Material for the task →
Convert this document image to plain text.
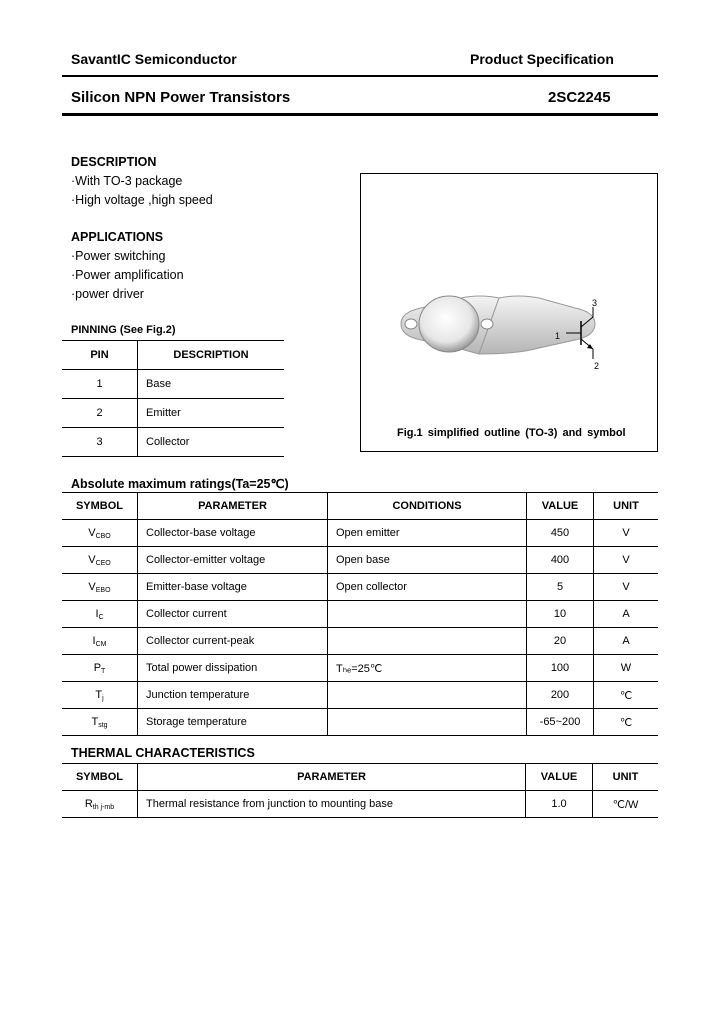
SavantIC Semiconductor	Product Specification
Silicon NPN Power Transistors	2SC2245
DESCRIPTION
·With TO-3 package
·High voltage ,high speed
APPLICATIONS
·Power switching
·Power amplification
·power driver
1
2
3
Fig.1 simplified outline (TO-3) and symbol
PINNING (See Fig.2)
PIN	DESCRIPTION
1	Base
2	Emitter
3	Collector
Absolute maximum ratings(Ta=25℃)
SYMBOL	PARAMETER	CONDITIONS	VALUE	UNIT
$V_{CBO}$	Collector-base voltage	Open emitter	450	V
$V_{CEO}$	Collector-emitter voltage	Open base	400	V
$V_{EBO}$	Emitter-base voltage	Open collector	5	V
$I_C$	Collector current		10	A
$I_{CM}$	Collector current-peak		20	A
$P_T$	Total power dissipation	Tₕₑ=25℃	100	W
$T_j$	Junction temperature		200	℃
$T_{stg}$	Storage temperature		-65~200	℃
THERMAL CHARACTERISTICS
SYMBOL	PARAMETER	VALUE	UNIT
$R_{th j-mb}$	Thermal resistance from junction to mounting base	1.0	℃/W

The request →
Transcribe the records above exactly as they appear, leaving out any pictures.

Result of the exercise →
Convert this document image to plain text.
SavantIC Semiconductor	Product Specification
Silicon NPN Power Transistors	2SC2245
DESCRIPTION
·With TO-3 package
·High voltage ,high speed
APPLICATIONS
·Power switching
·Power amplification
·power driver
1
2
3
Fig.1 simplified outline (TO-3) and symbol
PINNING (See Fig.2)
PIN	DESCRIPTION
1	Base
2	Emitter
3	Collector
Absolute maximum ratings(Ta=25℃)
SYMBOL	PARAMETER	CONDITIONS	VALUE	UNIT
$V_{CBO}$	Collector-base voltage	Open emitter	450	V
$V_{CEO}$	Collector-emitter voltage	Open base	400	V
$V_{EBO}$	Emitter-base voltage	Open collector	5	V
$I_C$	Collector current		10	A
$I_{CM}$	Collector current-peak		20	A
$P_T$	Total power dissipation	Tₕₑ=25℃	100	W
$T_j$	Junction temperature		200	℃
$T_{stg}$	Storage temperature		-65~200	℃
THERMAL CHARACTERISTICS
SYMBOL	PARAMETER	VALUE	UNIT
$R_{th j-mb}$	Thermal resistance from junction to mounting base	1.0	℃/W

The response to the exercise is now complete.